### Job
Find the lines holding the string "frac" in the data, then copy all of them.

-.-.-

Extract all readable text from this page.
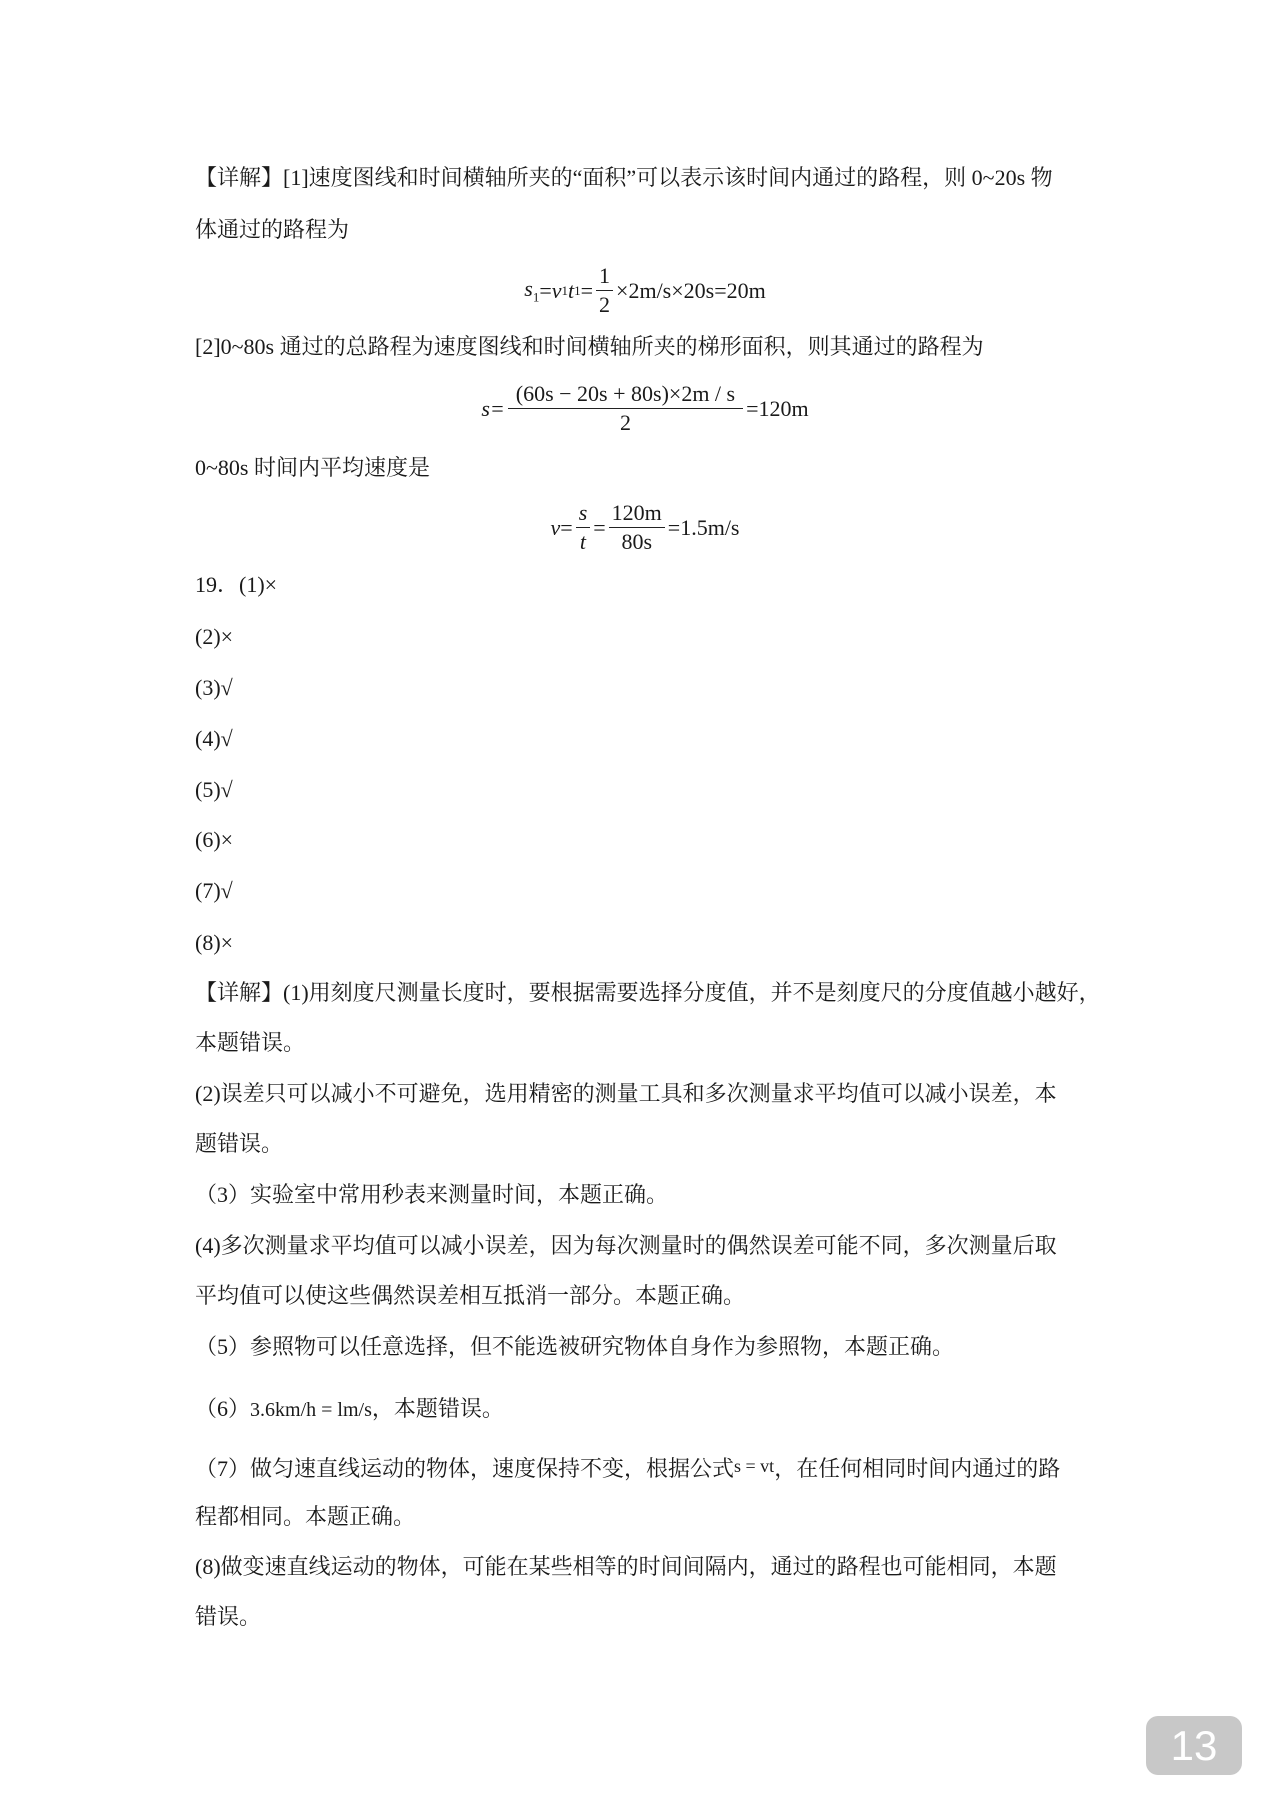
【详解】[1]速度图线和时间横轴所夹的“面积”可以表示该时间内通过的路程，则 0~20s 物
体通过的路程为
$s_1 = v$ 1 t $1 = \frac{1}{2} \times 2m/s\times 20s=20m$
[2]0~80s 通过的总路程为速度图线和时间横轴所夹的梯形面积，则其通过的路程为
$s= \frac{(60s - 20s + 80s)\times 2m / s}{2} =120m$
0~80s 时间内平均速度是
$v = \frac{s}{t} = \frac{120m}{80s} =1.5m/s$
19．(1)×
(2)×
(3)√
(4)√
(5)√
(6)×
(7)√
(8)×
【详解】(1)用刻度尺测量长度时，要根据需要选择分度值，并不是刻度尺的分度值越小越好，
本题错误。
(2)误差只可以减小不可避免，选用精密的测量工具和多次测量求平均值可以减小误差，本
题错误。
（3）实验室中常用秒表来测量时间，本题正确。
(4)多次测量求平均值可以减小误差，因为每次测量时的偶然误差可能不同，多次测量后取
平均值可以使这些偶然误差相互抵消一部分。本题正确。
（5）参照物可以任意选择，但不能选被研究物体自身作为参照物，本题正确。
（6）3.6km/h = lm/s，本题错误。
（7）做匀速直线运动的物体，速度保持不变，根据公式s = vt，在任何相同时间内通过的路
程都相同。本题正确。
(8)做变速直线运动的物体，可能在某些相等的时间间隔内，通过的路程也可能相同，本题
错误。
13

-.-.-

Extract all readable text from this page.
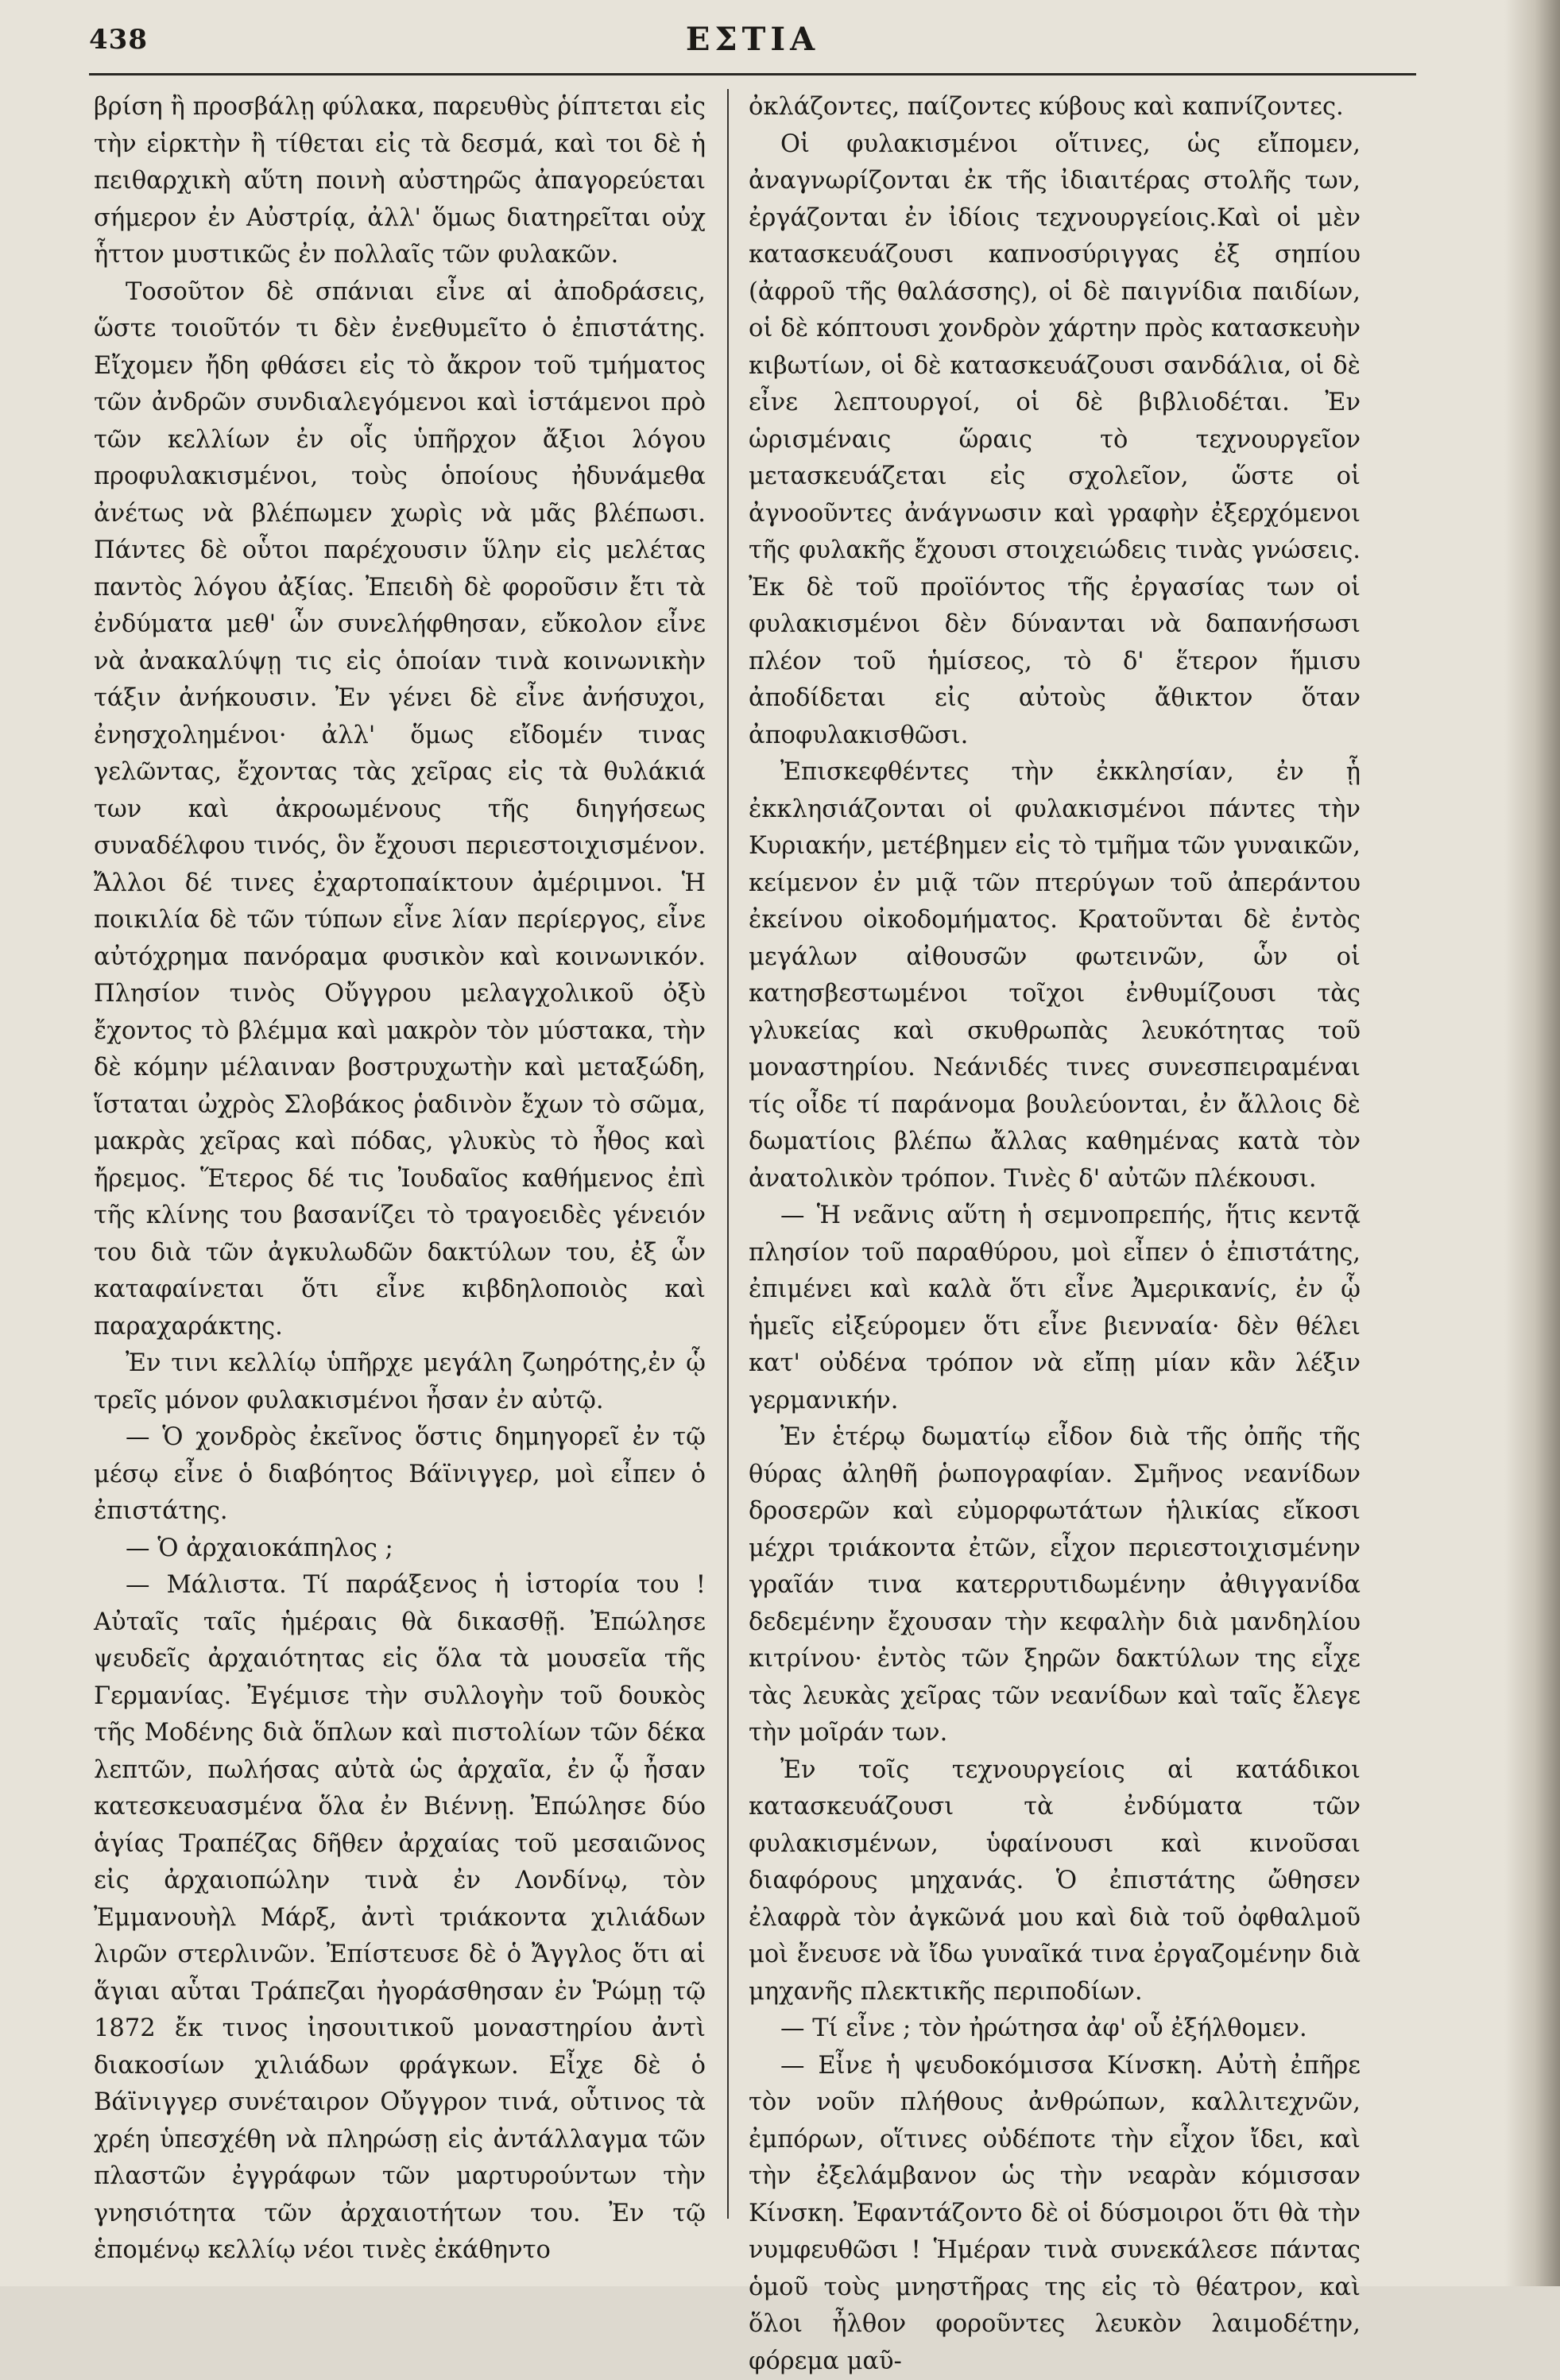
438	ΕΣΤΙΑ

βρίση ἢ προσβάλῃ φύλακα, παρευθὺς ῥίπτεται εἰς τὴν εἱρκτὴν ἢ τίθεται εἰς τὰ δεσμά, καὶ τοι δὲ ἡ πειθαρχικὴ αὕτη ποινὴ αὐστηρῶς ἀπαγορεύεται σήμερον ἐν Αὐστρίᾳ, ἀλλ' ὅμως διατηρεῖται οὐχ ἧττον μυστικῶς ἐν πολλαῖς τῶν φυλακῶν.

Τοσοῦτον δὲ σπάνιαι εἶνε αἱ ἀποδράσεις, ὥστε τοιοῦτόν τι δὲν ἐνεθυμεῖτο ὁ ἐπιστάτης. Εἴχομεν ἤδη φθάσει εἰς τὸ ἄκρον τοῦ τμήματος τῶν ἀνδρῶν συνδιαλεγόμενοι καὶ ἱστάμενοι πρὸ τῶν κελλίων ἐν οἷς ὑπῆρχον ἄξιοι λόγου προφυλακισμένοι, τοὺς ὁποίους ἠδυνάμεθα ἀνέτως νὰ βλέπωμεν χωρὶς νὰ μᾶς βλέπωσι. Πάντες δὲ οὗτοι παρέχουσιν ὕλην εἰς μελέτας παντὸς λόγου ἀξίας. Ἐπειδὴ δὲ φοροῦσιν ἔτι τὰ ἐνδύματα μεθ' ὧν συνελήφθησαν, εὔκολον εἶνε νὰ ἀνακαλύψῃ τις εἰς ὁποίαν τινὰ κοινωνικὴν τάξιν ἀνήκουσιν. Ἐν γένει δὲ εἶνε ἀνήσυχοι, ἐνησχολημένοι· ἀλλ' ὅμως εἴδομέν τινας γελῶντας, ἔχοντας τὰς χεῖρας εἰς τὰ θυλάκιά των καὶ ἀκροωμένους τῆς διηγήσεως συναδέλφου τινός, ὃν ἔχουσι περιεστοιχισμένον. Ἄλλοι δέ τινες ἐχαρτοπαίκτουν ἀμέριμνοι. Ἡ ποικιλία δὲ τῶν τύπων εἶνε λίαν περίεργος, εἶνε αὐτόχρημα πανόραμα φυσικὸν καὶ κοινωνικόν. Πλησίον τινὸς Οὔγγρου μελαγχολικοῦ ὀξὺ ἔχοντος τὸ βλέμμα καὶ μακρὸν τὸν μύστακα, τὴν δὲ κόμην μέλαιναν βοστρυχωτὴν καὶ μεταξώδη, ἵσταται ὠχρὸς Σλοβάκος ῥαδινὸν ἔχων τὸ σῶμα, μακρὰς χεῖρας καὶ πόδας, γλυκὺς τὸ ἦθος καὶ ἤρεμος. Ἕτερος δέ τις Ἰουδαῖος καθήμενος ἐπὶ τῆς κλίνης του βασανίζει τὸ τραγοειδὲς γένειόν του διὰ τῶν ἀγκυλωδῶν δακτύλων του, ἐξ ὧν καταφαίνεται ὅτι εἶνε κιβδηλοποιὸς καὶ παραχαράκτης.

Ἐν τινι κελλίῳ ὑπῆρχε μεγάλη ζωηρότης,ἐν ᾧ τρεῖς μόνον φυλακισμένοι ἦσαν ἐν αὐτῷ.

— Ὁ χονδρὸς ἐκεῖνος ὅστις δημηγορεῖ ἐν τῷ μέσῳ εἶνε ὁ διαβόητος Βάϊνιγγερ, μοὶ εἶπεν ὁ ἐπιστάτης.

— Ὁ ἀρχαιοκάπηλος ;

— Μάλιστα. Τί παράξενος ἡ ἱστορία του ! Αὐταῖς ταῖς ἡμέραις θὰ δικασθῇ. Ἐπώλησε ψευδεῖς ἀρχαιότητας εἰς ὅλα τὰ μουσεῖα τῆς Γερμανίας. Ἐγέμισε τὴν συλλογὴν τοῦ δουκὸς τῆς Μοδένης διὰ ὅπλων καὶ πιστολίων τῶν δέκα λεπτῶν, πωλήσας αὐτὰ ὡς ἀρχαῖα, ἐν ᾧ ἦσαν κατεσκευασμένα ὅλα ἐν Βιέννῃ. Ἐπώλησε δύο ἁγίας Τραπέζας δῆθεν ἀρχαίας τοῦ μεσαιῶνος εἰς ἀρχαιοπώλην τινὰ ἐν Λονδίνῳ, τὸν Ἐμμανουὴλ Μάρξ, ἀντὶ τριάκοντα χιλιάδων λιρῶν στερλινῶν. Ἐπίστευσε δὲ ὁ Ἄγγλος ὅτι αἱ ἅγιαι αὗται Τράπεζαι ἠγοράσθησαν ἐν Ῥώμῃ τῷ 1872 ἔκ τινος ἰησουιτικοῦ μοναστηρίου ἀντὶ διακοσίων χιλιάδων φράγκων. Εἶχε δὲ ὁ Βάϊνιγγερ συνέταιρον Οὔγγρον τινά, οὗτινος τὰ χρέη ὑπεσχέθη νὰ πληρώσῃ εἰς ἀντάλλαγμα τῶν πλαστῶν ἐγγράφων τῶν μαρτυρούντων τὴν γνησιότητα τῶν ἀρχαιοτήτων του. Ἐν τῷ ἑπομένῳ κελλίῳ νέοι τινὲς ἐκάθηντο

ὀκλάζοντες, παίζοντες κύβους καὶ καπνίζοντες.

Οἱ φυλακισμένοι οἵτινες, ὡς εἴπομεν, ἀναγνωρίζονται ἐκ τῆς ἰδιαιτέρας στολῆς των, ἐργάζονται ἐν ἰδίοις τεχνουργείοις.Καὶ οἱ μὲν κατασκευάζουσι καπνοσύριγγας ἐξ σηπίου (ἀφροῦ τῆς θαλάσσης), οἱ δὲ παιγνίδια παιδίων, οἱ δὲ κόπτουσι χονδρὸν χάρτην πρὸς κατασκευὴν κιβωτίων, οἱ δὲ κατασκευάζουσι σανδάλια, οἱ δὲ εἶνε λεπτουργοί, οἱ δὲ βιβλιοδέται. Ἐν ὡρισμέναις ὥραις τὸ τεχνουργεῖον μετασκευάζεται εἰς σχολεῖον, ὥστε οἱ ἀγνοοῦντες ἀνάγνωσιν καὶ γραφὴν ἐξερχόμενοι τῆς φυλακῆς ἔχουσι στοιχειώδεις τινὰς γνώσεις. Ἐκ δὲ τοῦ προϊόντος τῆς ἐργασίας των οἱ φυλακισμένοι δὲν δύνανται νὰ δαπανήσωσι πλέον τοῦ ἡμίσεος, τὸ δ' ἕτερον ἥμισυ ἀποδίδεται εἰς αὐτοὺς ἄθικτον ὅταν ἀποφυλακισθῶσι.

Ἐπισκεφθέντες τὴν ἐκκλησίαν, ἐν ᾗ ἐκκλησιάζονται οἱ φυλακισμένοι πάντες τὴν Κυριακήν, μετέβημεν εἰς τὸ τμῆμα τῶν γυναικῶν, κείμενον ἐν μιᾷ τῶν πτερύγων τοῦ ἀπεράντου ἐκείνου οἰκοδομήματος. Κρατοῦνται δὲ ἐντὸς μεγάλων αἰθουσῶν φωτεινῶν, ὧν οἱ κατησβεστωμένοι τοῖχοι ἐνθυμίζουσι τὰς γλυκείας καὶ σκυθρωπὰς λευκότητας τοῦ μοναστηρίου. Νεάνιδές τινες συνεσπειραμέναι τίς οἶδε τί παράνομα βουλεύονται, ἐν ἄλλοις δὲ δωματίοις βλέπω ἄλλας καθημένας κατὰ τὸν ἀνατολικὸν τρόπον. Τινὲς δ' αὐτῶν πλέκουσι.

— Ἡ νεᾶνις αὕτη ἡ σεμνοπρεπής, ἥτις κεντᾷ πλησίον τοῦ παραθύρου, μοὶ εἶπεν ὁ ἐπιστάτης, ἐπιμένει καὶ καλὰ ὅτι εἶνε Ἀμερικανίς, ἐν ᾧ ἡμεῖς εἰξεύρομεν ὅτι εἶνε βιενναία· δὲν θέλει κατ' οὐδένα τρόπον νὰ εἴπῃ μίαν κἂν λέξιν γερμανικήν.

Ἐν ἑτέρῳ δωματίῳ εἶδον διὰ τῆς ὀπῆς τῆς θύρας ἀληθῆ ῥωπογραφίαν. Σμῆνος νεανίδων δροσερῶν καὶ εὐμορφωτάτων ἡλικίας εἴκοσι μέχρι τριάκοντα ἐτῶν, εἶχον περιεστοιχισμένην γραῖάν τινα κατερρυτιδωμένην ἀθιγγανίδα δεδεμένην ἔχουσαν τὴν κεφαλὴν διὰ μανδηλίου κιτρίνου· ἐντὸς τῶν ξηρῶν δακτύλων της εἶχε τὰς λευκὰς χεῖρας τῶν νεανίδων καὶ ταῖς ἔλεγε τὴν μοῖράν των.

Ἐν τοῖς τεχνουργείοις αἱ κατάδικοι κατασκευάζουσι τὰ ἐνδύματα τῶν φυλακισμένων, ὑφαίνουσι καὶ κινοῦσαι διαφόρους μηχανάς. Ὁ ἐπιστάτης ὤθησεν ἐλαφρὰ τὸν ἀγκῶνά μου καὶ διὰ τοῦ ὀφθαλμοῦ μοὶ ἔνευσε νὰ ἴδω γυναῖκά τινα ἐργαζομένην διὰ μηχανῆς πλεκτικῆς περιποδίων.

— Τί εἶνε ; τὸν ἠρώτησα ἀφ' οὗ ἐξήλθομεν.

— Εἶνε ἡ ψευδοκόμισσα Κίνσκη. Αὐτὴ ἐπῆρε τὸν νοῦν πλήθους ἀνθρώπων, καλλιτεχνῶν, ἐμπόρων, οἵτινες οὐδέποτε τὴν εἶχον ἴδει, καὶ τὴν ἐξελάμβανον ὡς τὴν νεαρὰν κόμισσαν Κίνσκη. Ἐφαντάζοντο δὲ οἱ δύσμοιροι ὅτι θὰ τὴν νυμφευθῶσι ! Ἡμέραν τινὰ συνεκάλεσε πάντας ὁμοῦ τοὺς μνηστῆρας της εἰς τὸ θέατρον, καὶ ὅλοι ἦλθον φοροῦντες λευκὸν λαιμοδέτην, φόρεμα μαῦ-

-.-.-

### Final result
$s_1 = v$ 1 t $1 = \frac{1}{2} \times 2m/s\times 20s=20m$
$s= \frac{(60s - 20s + 80s)\times 2m / s}{2} =120m$
$v = \frac{s}{t} = \frac{120m}{80s} =1.5m/s$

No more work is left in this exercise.